Entries with figure data:
::::

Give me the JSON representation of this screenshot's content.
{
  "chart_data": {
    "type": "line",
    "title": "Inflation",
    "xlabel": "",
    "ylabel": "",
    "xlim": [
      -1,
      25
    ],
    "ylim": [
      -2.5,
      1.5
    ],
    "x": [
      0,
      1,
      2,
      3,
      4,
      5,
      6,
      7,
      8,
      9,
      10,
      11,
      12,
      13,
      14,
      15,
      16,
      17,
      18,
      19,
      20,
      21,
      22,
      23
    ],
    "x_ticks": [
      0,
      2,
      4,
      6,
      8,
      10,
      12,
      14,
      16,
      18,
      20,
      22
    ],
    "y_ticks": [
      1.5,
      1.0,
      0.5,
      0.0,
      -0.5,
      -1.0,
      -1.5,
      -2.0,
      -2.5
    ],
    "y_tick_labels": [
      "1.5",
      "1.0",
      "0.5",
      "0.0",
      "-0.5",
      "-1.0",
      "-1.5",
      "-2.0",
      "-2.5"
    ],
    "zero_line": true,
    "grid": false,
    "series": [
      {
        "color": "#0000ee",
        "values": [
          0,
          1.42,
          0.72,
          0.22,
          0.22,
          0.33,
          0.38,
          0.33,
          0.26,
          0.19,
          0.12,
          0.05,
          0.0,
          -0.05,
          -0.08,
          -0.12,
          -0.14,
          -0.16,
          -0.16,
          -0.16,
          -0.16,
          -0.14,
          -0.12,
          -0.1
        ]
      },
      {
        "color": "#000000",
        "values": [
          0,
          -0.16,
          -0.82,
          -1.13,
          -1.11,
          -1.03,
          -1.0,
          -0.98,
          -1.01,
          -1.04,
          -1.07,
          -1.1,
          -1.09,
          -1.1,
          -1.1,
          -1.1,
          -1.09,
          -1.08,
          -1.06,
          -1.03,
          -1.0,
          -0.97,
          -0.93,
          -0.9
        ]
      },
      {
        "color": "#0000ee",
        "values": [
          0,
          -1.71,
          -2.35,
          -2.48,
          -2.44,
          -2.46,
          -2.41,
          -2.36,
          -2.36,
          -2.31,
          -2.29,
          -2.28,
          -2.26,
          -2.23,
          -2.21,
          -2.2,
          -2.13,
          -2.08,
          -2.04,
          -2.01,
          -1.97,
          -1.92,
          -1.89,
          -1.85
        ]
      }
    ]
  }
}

::::

EXERCISE INSTRUCTIONS:
Transcribe every line of the data, exactly as it stands.

ANSWER FOR THE TASK:
Give me the JSON representation of this screenshot's content.
{
  "chart_data": {
    "type": "line",
    "title": "Inflation",
    "xlabel": "",
    "ylabel": "",
    "xlim": [
      -1,
      25
    ],
    "ylim": [
      -2.5,
      1.5
    ],
    "x": [
      0,
      1,
      2,
      3,
      4,
      5,
      6,
      7,
      8,
      9,
      10,
      11,
      12,
      13,
      14,
      15,
      16,
      17,
      18,
      19,
      20,
      21,
      22,
      23
    ],
    "x_ticks": [
      0,
      2,
      4,
      6,
      8,
      10,
      12,
      14,
      16,
      18,
      20,
      22
    ],
    "y_ticks": [
      1.5,
      1.0,
      0.5,
      0.0,
      -0.5,
      -1.0,
      -1.5,
      -2.0,
      -2.5
    ],
    "y_tick_labels": [
      "1.5",
      "1.0",
      "0.5",
      "0.0",
      "-0.5",
      "-1.0",
      "-1.5",
      "-2.0",
      "-2.5"
    ],
    "zero_line": true,
    "grid": false,
    "series": [
      {
        "color": "#0000ee",
        "values": [
          0,
          1.42,
          0.72,
          0.22,
          0.22,
          0.33,
          0.38,
          0.33,
          0.26,
          0.19,
          0.12,
          0.05,
          0.0,
          -0.05,
          -0.08,
          -0.12,
          -0.14,
          -0.16,
          -0.16,
          -0.16,
          -0.16,
          -0.14,
          -0.12,
          -0.1
        ]
      },
      {
        "color": "#000000",
        "values": [
          0,
          -0.16,
          -0.82,
          -1.13,
          -1.11,
          -1.03,
          -1.0,
          -0.98,
          -1.01,
          -1.04,
          -1.07,
          -1.1,
          -1.09,
          -1.1,
          -1.1,
          -1.1,
          -1.09,
          -1.08,
          -1.06,
          -1.03,
          -1.0,
          -0.97,
          -0.93,
          -0.9
        ]
      },
      {
        "color": "#0000ee",
        "values": [
          0,
          -1.71,
          -2.35,
          -2.48,
          -2.44,
          -2.46,
          -2.41,
          -2.36,
          -2.36,
          -2.31,
          -2.29,
          -2.28,
          -2.26,
          -2.23,
          -2.21,
          -2.2,
          -2.13,
          -2.08,
          -2.04,
          -2.01,
          -1.97,
          -1.92,
          -1.89,
          -1.85
        ]
      }
    ]
  }
}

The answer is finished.